* begin ROWS *

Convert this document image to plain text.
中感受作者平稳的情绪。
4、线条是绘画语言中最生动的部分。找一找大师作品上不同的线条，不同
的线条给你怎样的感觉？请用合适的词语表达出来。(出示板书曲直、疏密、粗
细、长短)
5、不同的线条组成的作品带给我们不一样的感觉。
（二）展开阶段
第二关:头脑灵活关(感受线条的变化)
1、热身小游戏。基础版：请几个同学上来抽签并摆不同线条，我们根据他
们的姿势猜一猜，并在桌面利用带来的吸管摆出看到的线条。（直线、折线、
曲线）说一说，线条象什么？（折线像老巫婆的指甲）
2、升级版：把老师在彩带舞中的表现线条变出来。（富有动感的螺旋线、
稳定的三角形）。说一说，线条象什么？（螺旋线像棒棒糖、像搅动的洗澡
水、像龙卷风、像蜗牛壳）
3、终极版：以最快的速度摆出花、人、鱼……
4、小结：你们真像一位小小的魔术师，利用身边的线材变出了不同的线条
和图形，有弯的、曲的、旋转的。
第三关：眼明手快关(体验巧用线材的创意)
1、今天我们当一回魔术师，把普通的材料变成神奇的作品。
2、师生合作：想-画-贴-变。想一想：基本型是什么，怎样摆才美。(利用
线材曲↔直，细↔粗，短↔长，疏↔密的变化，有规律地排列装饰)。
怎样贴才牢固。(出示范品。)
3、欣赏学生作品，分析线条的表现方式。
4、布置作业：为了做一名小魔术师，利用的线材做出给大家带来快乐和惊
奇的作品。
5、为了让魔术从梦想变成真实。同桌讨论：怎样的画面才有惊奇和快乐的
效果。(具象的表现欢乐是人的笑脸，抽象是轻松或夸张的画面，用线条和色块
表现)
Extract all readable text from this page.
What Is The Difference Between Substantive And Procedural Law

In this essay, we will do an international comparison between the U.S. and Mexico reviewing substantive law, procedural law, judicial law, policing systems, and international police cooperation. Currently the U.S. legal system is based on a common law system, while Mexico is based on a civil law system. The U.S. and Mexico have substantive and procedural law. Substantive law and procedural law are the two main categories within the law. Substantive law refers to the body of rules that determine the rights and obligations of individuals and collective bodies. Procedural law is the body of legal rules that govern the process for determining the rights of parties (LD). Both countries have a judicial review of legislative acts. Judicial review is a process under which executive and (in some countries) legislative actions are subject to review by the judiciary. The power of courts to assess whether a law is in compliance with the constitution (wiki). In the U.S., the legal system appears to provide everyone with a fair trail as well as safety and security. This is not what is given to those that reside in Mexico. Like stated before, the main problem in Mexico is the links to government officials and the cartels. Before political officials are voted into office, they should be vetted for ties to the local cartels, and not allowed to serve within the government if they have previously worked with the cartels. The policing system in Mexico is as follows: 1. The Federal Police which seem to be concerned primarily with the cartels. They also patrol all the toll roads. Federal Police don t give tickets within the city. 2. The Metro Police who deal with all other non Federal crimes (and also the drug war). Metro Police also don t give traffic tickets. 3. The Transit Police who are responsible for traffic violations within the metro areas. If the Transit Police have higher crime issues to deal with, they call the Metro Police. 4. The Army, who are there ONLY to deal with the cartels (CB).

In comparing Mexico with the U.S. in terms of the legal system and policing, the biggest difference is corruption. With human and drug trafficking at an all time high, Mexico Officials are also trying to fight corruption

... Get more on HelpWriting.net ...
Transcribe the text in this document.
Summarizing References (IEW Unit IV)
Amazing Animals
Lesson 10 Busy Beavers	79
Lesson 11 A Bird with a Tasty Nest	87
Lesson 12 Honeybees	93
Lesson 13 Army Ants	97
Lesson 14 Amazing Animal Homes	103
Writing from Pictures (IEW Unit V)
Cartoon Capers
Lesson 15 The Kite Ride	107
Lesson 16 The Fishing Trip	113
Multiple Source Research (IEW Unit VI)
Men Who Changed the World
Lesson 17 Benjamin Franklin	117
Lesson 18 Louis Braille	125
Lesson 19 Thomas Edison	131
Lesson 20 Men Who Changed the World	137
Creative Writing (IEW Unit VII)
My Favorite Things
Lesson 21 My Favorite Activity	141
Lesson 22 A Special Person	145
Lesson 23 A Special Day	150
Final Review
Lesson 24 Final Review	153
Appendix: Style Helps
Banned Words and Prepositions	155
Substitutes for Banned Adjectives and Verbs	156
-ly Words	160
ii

* end ROWS *

* WHAT IS EXPECTED: All entries must be repeated verbatim.

* REPLY:
Convert this document image to plain text.
中感受作者平稳的情绪。
4、线条是绘画语言中最生动的部分。找一找大师作品上不同的线条，不同
的线条给你怎样的感觉？请用合适的词语表达出来。(出示板书曲直、疏密、粗
细、长短)
5、不同的线条组成的作品带给我们不一样的感觉。
（二）展开阶段
第二关:头脑灵活关(感受线条的变化)
1、热身小游戏。基础版：请几个同学上来抽签并摆不同线条，我们根据他
们的姿势猜一猜，并在桌面利用带来的吸管摆出看到的线条。（直线、折线、
曲线）说一说，线条象什么？（折线像老巫婆的指甲）
2、升级版：把老师在彩带舞中的表现线条变出来。（富有动感的螺旋线、
稳定的三角形）。说一说，线条象什么？（螺旋线像棒棒糖、像搅动的洗澡
水、像龙卷风、像蜗牛壳）
3、终极版：以最快的速度摆出花、人、鱼……
4、小结：你们真像一位小小的魔术师，利用身边的线材变出了不同的线条
和图形，有弯的、曲的、旋转的。
第三关：眼明手快关(体验巧用线材的创意)
1、今天我们当一回魔术师，把普通的材料变成神奇的作品。
2、师生合作：想-画-贴-变。想一想：基本型是什么，怎样摆才美。(利用
线材曲↔直，细↔粗，短↔长，疏↔密的变化，有规律地排列装饰)。
怎样贴才牢固。(出示范品。)
3、欣赏学生作品，分析线条的表现方式。
4、布置作业：为了做一名小魔术师，利用的线材做出给大家带来快乐和惊
奇的作品。
5、为了让魔术从梦想变成真实。同桌讨论：怎样的画面才有惊奇和快乐的
效果。(具象的表现欢乐是人的笑脸，抽象是轻松或夸张的画面，用线条和色块
表现)
Extract all readable text from this page.
What Is The Difference Between Substantive And Procedural Law

In this essay, we will do an international comparison between the U.S. and Mexico reviewing substantive law, procedural law, judicial law, policing systems, and international police cooperation. Currently the U.S. legal system is based on a common law system, while Mexico is based on a civil law system. The U.S. and Mexico have substantive and procedural law. Substantive law and procedural law are the two main categories within the law. Substantive law refers to the body of rules that determine the rights and obligations of individuals and collective bodies. Procedural law is the body of legal rules that govern the process for determining the rights of parties (LD). Both countries have a judicial review of legislative acts. Judicial review is a process under which executive and (in some countries) legislative actions are subject to review by the judiciary. The power of courts to assess whether a law is in compliance with the constitution (wiki). In the U.S., the legal system appears to provide everyone with a fair trail as well as safety and security. This is not what is given to those that reside in Mexico. Like stated before, the main problem in Mexico is the links to government officials and the cartels. Before political officials are voted into office, they should be vetted for ties to the local cartels, and not allowed to serve within the government if they have previously worked with the cartels. The policing system in Mexico is as follows: 1. The Federal Police which seem to be concerned primarily with the cartels. They also patrol all the toll roads. Federal Police don t give tickets within the city. 2. The Metro Police who deal with all other non Federal crimes (and also the drug war). Metro Police also don t give traffic tickets. 3. The Transit Police who are responsible for traffic violations within the metro areas. If the Transit Police have higher crime issues to deal with, they call the Metro Police. 4. The Army, who are there ONLY to deal with the cartels (CB).

In comparing Mexico with the U.S. in terms of the legal system and policing, the biggest difference is corruption. With human and drug trafficking at an all time high, Mexico Officials are also trying to fight corruption

... Get more on HelpWriting.net ...
Transcribe the text in this document.
Summarizing References (IEW Unit IV)
Amazing Animals
Lesson 10 Busy Beavers	79
Lesson 11 A Bird with a Tasty Nest	87
Lesson 12 Honeybees	93
Lesson 13 Army Ants	97
Lesson 14 Amazing Animal Homes	103
Writing from Pictures (IEW Unit V)
Cartoon Capers
Lesson 15 The Kite Ride	107
Lesson 16 The Fishing Trip	113
Multiple Source Research (IEW Unit VI)
Men Who Changed the World
Lesson 17 Benjamin Franklin	117
Lesson 18 Louis Braille	125
Lesson 19 Thomas Edison	131
Lesson 20 Men Who Changed the World	137
Creative Writing (IEW Unit VII)
My Favorite Things
Lesson 21 My Favorite Activity	141
Lesson 22 A Special Person	145
Lesson 23 A Special Day	150
Final Review
Lesson 24 Final Review	153
Appendix: Style Helps
Banned Words and Prepositions	155
Substitutes for Banned Adjectives and Verbs	156
-ly Words	160
ii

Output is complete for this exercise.